╭──

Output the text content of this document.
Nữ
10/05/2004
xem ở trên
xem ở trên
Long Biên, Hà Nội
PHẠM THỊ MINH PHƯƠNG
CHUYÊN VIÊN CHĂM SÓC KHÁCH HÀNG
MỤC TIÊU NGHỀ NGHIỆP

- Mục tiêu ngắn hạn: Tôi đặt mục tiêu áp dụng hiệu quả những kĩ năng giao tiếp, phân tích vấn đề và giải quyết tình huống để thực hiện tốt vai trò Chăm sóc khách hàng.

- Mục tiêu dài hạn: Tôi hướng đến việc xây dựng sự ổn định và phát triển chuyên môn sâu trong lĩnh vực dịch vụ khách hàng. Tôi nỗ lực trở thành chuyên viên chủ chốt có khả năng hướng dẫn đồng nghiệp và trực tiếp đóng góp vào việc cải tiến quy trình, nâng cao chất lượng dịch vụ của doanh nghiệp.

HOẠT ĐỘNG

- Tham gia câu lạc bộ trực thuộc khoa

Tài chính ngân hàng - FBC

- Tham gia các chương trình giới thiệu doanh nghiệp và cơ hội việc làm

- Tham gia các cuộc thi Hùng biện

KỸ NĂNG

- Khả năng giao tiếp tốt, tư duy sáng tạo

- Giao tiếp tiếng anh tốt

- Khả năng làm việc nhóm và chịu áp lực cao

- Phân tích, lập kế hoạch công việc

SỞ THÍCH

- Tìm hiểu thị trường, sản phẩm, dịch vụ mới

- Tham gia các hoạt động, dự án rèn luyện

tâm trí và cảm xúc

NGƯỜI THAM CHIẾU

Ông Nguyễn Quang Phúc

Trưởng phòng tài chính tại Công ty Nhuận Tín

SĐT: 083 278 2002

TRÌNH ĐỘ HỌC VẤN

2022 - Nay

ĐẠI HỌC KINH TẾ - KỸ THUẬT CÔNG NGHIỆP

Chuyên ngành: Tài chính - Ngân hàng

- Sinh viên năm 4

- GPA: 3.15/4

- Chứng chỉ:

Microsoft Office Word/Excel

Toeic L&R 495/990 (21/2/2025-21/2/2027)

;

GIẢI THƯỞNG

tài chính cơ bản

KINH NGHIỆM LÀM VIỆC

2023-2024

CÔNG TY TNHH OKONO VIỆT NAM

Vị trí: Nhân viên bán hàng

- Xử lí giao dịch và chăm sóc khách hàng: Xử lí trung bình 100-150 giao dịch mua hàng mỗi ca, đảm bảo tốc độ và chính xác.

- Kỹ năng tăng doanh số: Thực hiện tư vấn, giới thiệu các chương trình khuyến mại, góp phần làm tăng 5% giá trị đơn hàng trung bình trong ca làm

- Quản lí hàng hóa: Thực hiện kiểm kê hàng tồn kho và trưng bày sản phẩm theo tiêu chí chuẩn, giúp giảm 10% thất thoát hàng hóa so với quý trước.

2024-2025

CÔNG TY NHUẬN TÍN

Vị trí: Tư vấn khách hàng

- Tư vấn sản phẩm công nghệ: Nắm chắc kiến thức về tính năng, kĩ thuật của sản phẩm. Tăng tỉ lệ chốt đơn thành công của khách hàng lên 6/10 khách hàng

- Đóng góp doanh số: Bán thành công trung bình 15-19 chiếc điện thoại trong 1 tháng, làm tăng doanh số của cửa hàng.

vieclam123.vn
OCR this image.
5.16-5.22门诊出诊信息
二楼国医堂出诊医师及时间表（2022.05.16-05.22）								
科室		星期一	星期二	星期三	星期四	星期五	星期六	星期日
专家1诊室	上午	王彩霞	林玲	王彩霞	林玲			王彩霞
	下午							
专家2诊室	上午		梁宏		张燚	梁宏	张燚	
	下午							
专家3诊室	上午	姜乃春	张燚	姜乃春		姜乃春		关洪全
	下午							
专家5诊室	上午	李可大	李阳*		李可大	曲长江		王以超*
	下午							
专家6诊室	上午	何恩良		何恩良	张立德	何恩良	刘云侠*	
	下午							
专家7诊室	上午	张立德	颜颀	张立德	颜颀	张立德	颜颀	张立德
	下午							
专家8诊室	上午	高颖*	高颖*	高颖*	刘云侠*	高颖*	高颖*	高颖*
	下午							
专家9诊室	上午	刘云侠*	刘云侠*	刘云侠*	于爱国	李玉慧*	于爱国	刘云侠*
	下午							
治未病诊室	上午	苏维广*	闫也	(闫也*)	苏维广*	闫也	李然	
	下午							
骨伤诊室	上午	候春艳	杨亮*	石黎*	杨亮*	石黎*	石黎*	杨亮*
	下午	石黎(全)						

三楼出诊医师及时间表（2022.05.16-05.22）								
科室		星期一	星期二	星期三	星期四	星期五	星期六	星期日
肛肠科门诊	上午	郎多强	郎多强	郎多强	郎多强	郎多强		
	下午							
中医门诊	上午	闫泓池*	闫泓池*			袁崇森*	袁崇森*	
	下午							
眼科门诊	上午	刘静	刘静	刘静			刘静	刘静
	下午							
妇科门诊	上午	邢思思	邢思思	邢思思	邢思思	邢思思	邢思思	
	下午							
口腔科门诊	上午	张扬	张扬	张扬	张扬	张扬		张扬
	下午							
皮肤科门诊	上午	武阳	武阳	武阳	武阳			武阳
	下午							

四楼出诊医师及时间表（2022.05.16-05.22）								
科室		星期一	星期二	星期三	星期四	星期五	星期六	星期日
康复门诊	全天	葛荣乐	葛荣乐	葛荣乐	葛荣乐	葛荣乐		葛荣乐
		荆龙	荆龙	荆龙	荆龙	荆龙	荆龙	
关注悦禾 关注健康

╰──

Which lines in the records above contain the string "bình"? Copy each one.

- Xử lí giao dịch và chăm sóc khách hàng: Xử lí trung bình 100-150 giao dịch mua hàng mỗi ca, đảm bảo tốc độ và chính xác.
- Kỹ năng tăng doanh số: Thực hiện tư vấn, giới thiệu các chương trình khuyến mại, góp phần làm tăng 5% giá trị đơn hàng trung bình trong ca làm
- Đóng góp doanh số: Bán thành công trung bình 15-19 chiếc điện thoại trong 1 tháng, làm tăng doanh số của cửa hàng.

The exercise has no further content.